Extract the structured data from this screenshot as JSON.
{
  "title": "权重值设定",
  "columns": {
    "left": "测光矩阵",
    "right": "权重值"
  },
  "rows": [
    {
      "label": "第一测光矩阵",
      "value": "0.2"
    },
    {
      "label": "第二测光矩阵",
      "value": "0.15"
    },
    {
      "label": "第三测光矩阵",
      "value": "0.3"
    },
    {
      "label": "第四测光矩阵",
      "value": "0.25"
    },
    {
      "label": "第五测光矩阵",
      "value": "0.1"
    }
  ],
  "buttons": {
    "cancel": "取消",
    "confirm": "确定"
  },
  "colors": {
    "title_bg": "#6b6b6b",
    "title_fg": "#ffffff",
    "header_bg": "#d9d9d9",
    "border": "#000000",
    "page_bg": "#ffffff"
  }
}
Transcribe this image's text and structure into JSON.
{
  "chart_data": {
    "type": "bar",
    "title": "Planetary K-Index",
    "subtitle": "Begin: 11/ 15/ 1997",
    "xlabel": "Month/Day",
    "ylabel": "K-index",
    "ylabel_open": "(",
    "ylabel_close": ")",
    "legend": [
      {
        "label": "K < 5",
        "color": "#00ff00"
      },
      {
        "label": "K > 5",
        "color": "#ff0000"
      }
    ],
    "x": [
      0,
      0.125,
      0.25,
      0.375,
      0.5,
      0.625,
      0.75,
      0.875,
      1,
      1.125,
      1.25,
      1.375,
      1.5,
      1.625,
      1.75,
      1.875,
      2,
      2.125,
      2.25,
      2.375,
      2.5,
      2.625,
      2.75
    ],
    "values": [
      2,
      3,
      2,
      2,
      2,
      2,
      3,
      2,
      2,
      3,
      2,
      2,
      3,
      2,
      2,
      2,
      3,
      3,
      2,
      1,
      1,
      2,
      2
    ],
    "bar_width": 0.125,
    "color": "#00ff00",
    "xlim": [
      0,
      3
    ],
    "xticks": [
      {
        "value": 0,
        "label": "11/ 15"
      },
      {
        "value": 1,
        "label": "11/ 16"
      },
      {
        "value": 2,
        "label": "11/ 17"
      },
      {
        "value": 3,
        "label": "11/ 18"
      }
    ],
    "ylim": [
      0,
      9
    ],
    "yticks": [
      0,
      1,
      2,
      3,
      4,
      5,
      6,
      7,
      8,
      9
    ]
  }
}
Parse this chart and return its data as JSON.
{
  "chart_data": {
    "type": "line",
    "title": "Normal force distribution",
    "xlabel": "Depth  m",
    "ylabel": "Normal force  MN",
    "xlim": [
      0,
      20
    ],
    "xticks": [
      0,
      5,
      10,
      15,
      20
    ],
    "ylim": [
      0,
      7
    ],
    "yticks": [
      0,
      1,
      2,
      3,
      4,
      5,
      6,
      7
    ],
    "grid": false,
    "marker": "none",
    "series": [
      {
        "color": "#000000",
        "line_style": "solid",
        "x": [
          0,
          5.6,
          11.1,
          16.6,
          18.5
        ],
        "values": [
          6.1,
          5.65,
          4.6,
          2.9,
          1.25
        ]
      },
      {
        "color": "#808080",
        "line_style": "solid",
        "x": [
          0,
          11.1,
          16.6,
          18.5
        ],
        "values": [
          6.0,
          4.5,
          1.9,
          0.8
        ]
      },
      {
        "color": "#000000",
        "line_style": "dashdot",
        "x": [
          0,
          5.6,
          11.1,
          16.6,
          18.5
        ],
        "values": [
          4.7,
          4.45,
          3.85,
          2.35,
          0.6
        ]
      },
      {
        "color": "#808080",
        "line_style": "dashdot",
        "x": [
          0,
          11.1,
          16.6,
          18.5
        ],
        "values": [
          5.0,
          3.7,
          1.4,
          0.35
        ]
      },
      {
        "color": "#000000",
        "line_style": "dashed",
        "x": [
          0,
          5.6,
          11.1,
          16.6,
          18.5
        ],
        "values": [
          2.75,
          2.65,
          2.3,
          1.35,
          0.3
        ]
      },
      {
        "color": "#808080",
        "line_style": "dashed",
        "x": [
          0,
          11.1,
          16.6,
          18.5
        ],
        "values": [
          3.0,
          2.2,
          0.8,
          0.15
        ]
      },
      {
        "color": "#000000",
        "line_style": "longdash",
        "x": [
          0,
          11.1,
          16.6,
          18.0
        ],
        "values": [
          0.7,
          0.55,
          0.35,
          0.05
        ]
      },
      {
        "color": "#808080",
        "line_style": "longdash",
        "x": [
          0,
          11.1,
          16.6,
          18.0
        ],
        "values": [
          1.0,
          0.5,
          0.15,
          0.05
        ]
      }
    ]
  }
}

--------------------------------

Here, the records must be output exactly and in full.

Extract the structured data from this screenshot as JSON.
{
  "title": "权重值设定",
  "columns": {
    "left": "测光矩阵",
    "right": "权重值"
  },
  "rows": [
    {
      "label": "第一测光矩阵",
      "value": "0.2"
    },
    {
      "label": "第二测光矩阵",
      "value": "0.15"
    },
    {
      "label": "第三测光矩阵",
      "value": "0.3"
    },
    {
      "label": "第四测光矩阵",
      "value": "0.25"
    },
    {
      "label": "第五测光矩阵",
      "value": "0.1"
    }
  ],
  "buttons": {
    "cancel": "取消",
    "confirm": "确定"
  },
  "colors": {
    "title_bg": "#6b6b6b",
    "title_fg": "#ffffff",
    "header_bg": "#d9d9d9",
    "border": "#000000",
    "page_bg": "#ffffff"
  }
}
Transcribe this image's text and structure into JSON.
{
  "chart_data": {
    "type": "bar",
    "title": "Planetary K-Index",
    "subtitle": "Begin: 11/ 15/ 1997",
    "xlabel": "Month/Day",
    "ylabel": "K-index",
    "ylabel_open": "(",
    "ylabel_close": ")",
    "legend": [
      {
        "label": "K < 5",
        "color": "#00ff00"
      },
      {
        "label": "K > 5",
        "color": "#ff0000"
      }
    ],
    "x": [
      0,
      0.125,
      0.25,
      0.375,
      0.5,
      0.625,
      0.75,
      0.875,
      1,
      1.125,
      1.25,
      1.375,
      1.5,
      1.625,
      1.75,
      1.875,
      2,
      2.125,
      2.25,
      2.375,
      2.5,
      2.625,
      2.75
    ],
    "values": [
      2,
      3,
      2,
      2,
      2,
      2,
      3,
      2,
      2,
      3,
      2,
      2,
      3,
      2,
      2,
      2,
      3,
      3,
      2,
      1,
      1,
      2,
      2
    ],
    "bar_width": 0.125,
    "color": "#00ff00",
    "xlim": [
      0,
      3
    ],
    "xticks": [
      {
        "value": 0,
        "label": "11/ 15"
      },
      {
        "value": 1,
        "label": "11/ 16"
      },
      {
        "value": 2,
        "label": "11/ 17"
      },
      {
        "value": 3,
        "label": "11/ 18"
      }
    ],
    "ylim": [
      0,
      9
    ],
    "yticks": [
      0,
      1,
      2,
      3,
      4,
      5,
      6,
      7,
      8,
      9
    ]
  }
}
Parse this chart and return its data as JSON.
{
  "chart_data": {
    "type": "line",
    "title": "Normal force distribution",
    "xlabel": "Depth  m",
    "ylabel": "Normal force  MN",
    "xlim": [
      0,
      20
    ],
    "xticks": [
      0,
      5,
      10,
      15,
      20
    ],
    "ylim": [
      0,
      7
    ],
    "yticks": [
      0,
      1,
      2,
      3,
      4,
      5,
      6,
      7
    ],
    "grid": false,
    "marker": "none",
    "series": [
      {
        "color": "#000000",
        "line_style": "solid",
        "x": [
          0,
          5.6,
          11.1,
          16.6,
          18.5
        ],
        "values": [
          6.1,
          5.65,
          4.6,
          2.9,
          1.25
        ]
      },
      {
        "color": "#808080",
        "line_style": "solid",
        "x": [
          0,
          11.1,
          16.6,
          18.5
        ],
        "values": [
          6.0,
          4.5,
          1.9,
          0.8
        ]
      },
      {
        "color": "#000000",
        "line_style": "dashdot",
        "x": [
          0,
          5.6,
          11.1,
          16.6,
          18.5
        ],
        "values": [
          4.7,
          4.45,
          3.85,
          2.35,
          0.6
        ]
      },
      {
        "color": "#808080",
        "line_style": "dashdot",
        "x": [
          0,
          11.1,
          16.6,
          18.5
        ],
        "values": [
          5.0,
          3.7,
          1.4,
          0.35
        ]
      },
      {
        "color": "#000000",
        "line_style": "dashed",
        "x": [
          0,
          5.6,
          11.1,
          16.6,
          18.5
        ],
        "values": [
          2.75,
          2.65,
          2.3,
          1.35,
          0.3
        ]
      },
      {
        "color": "#808080",
        "line_style": "dashed",
        "x": [
          0,
          11.1,
          16.6,
          18.5
        ],
        "values": [
          3.0,
          2.2,
          0.8,
          0.15
        ]
      },
      {
        "color": "#000000",
        "line_style": "longdash",
        "x": [
          0,
          11.1,
          16.6,
          18.0
        ],
        "values": [
          0.7,
          0.55,
          0.35,
          0.05
        ]
      },
      {
        "color": "#808080",
        "line_style": "longdash",
        "x": [
          0,
          11.1,
          16.6,
          18.0
        ],
        "values": [
          1.0,
          0.5,
          0.15,
          0.05
        ]
      }
    ]
  }
}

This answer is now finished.